→ Task instructions: Return the whole listing, line for line, without the pictures in it.

Entries with figure data:
• • • • • • •

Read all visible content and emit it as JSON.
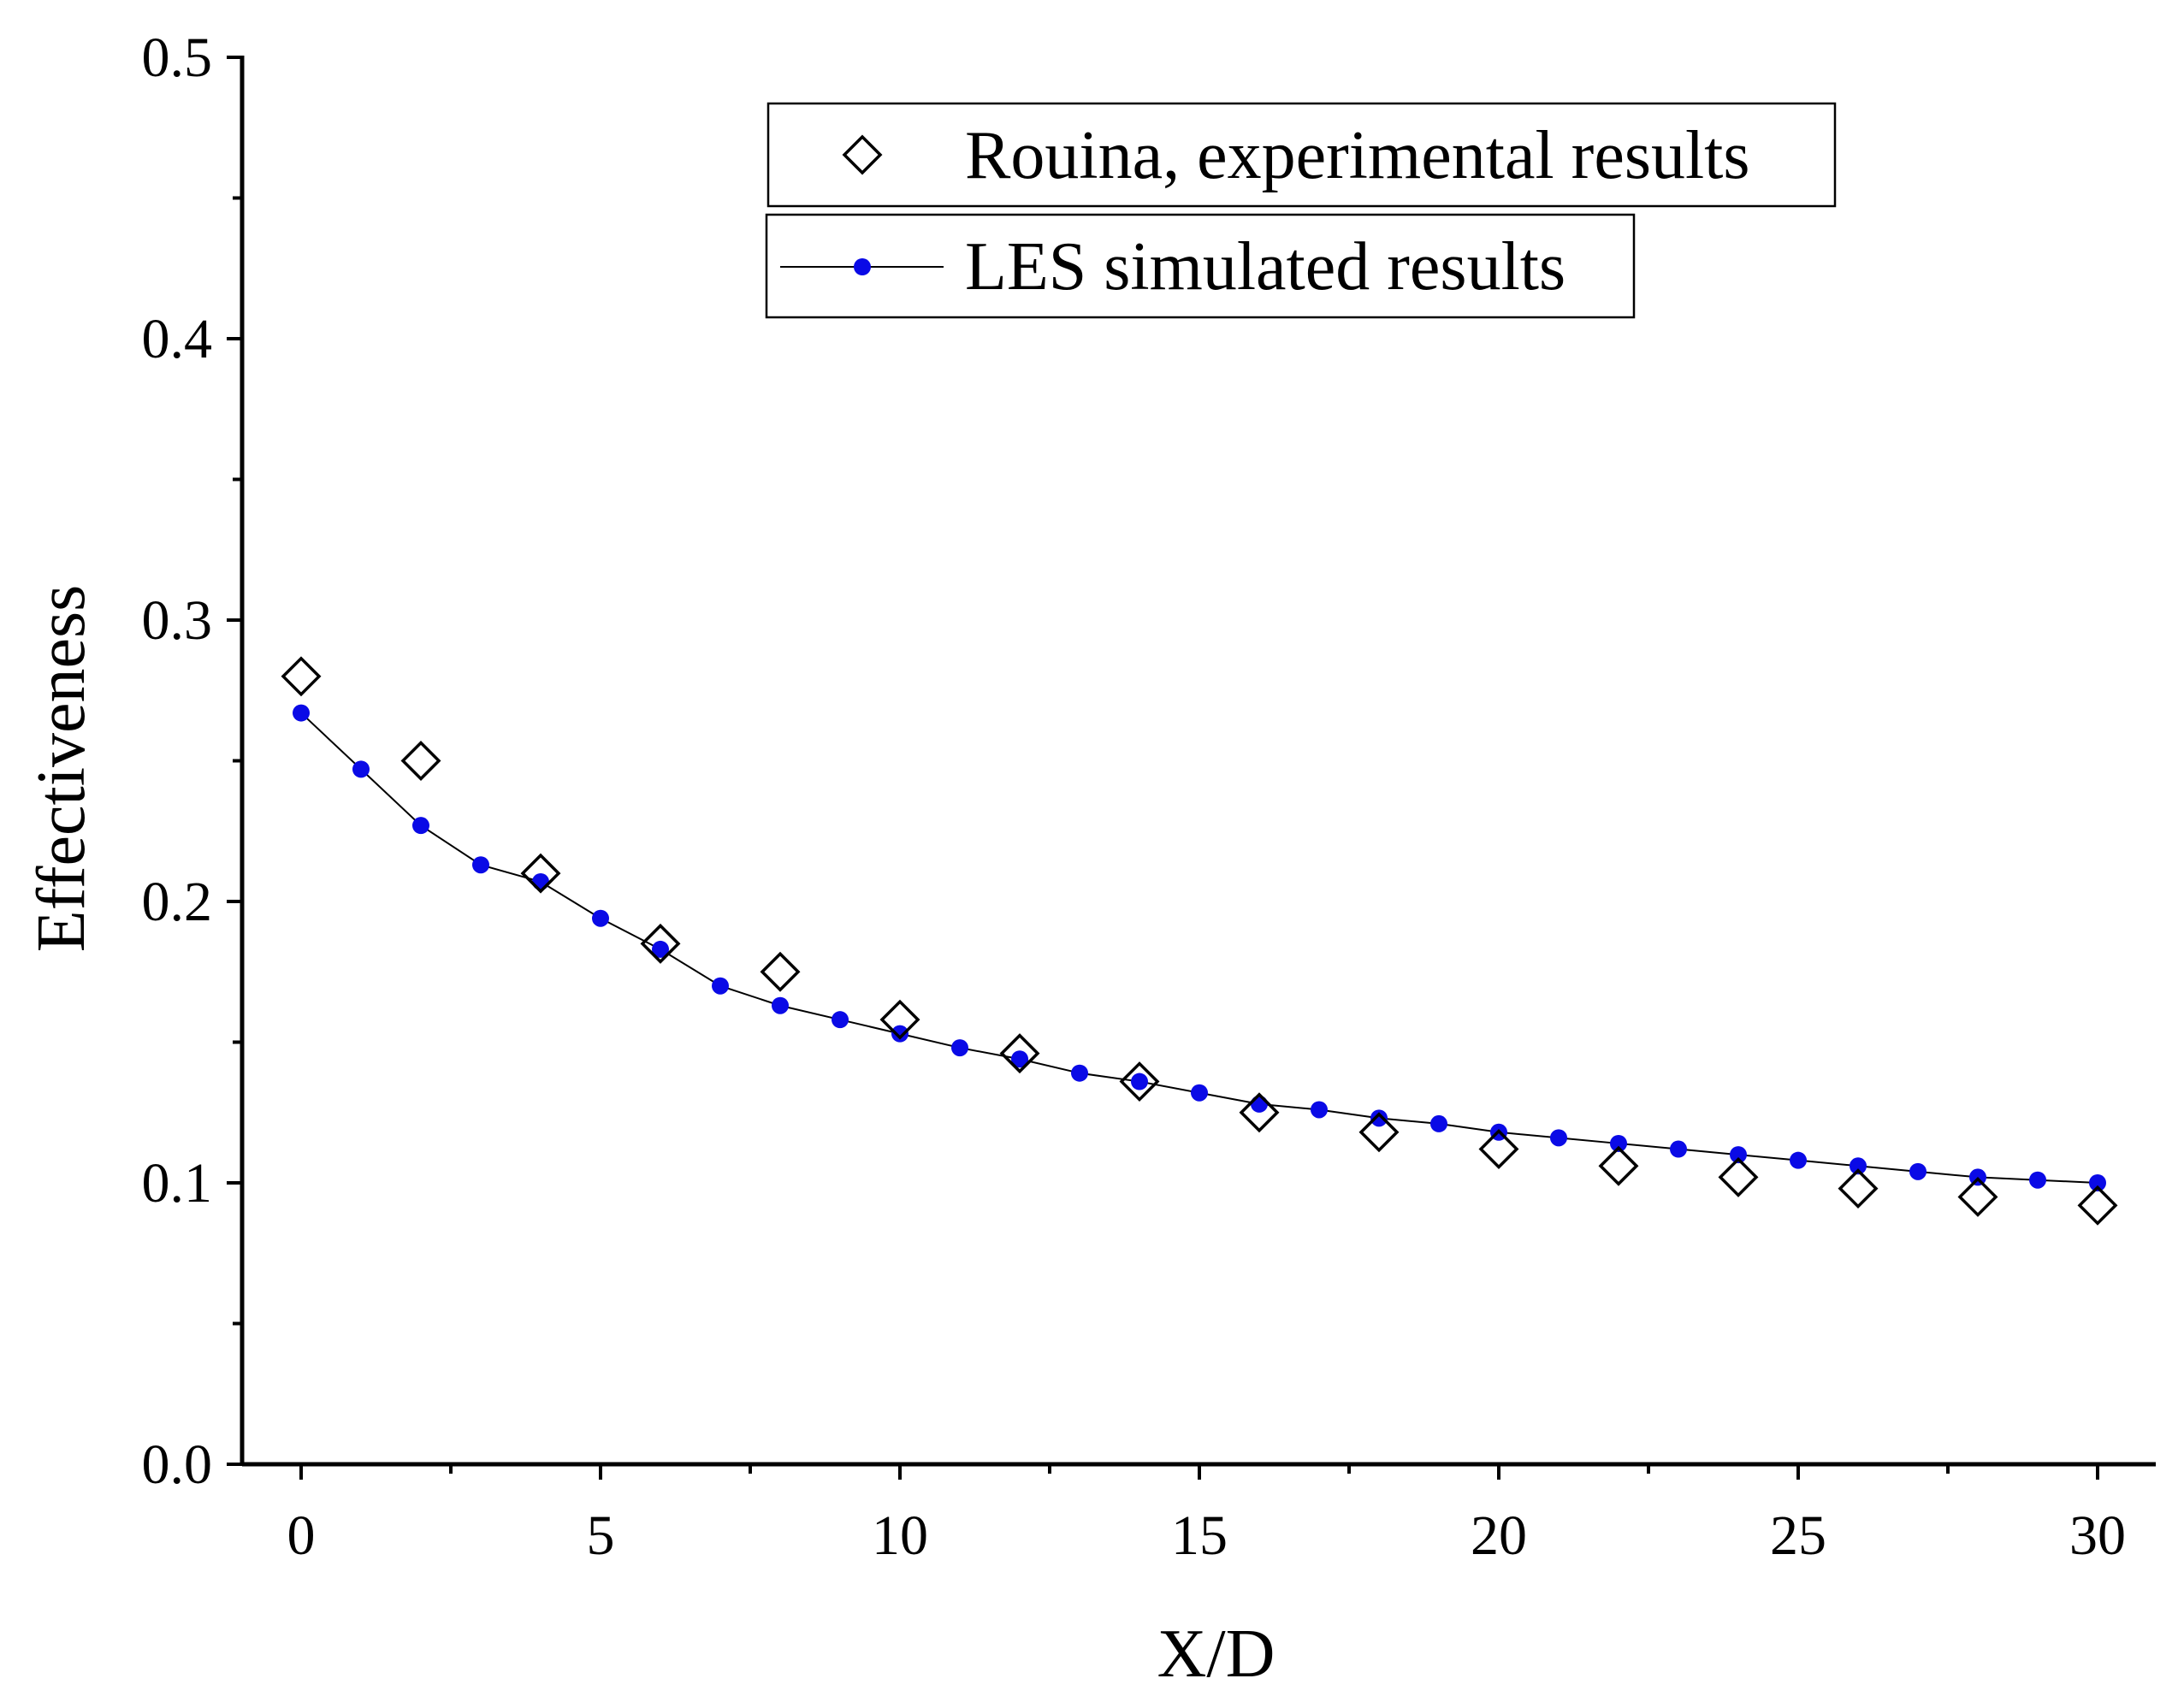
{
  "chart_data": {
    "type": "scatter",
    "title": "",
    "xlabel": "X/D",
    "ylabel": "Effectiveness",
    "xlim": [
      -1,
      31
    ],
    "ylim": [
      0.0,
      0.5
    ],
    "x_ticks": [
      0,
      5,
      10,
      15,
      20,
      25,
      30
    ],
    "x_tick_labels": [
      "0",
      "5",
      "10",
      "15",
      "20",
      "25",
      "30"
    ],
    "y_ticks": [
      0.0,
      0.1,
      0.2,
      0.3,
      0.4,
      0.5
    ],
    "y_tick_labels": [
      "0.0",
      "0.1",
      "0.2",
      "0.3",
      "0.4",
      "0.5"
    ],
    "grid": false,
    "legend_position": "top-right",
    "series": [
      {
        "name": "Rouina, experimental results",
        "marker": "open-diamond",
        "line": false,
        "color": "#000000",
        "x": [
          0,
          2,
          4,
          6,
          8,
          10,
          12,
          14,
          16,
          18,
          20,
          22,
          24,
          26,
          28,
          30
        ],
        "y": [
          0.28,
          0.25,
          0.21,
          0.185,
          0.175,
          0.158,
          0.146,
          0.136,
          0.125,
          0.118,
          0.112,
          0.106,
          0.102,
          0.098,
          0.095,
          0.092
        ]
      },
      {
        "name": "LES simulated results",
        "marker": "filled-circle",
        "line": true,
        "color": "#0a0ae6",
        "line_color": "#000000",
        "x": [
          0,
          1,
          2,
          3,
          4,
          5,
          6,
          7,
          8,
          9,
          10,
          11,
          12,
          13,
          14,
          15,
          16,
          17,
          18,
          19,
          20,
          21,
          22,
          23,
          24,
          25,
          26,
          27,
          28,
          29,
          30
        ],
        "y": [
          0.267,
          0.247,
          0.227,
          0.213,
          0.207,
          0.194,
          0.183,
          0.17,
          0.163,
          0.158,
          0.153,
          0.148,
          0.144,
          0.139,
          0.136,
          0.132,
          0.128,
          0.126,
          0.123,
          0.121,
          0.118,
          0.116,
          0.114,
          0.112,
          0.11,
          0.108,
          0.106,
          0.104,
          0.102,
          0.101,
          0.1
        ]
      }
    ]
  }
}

• • • • • • •

→ Answer to this problem:
Read all visible content and emit it as JSON.
{
  "chart_data": {
    "type": "scatter",
    "title": "",
    "xlabel": "X/D",
    "ylabel": "Effectiveness",
    "xlim": [
      -1,
      31
    ],
    "ylim": [
      0.0,
      0.5
    ],
    "x_ticks": [
      0,
      5,
      10,
      15,
      20,
      25,
      30
    ],
    "x_tick_labels": [
      "0",
      "5",
      "10",
      "15",
      "20",
      "25",
      "30"
    ],
    "y_ticks": [
      0.0,
      0.1,
      0.2,
      0.3,
      0.4,
      0.5
    ],
    "y_tick_labels": [
      "0.0",
      "0.1",
      "0.2",
      "0.3",
      "0.4",
      "0.5"
    ],
    "grid": false,
    "legend_position": "top-right",
    "series": [
      {
        "name": "Rouina, experimental results",
        "marker": "open-diamond",
        "line": false,
        "color": "#000000",
        "x": [
          0,
          2,
          4,
          6,
          8,
          10,
          12,
          14,
          16,
          18,
          20,
          22,
          24,
          26,
          28,
          30
        ],
        "y": [
          0.28,
          0.25,
          0.21,
          0.185,
          0.175,
          0.158,
          0.146,
          0.136,
          0.125,
          0.118,
          0.112,
          0.106,
          0.102,
          0.098,
          0.095,
          0.092
        ]
      },
      {
        "name": "LES simulated results",
        "marker": "filled-circle",
        "line": true,
        "color": "#0a0ae6",
        "line_color": "#000000",
        "x": [
          0,
          1,
          2,
          3,
          4,
          5,
          6,
          7,
          8,
          9,
          10,
          11,
          12,
          13,
          14,
          15,
          16,
          17,
          18,
          19,
          20,
          21,
          22,
          23,
          24,
          25,
          26,
          27,
          28,
          29,
          30
        ],
        "y": [
          0.267,
          0.247,
          0.227,
          0.213,
          0.207,
          0.194,
          0.183,
          0.17,
          0.163,
          0.158,
          0.153,
          0.148,
          0.144,
          0.139,
          0.136,
          0.132,
          0.128,
          0.126,
          0.123,
          0.121,
          0.118,
          0.116,
          0.114,
          0.112,
          0.11,
          0.108,
          0.106,
          0.104,
          0.102,
          0.101,
          0.1
        ]
      }
    ]
  }
}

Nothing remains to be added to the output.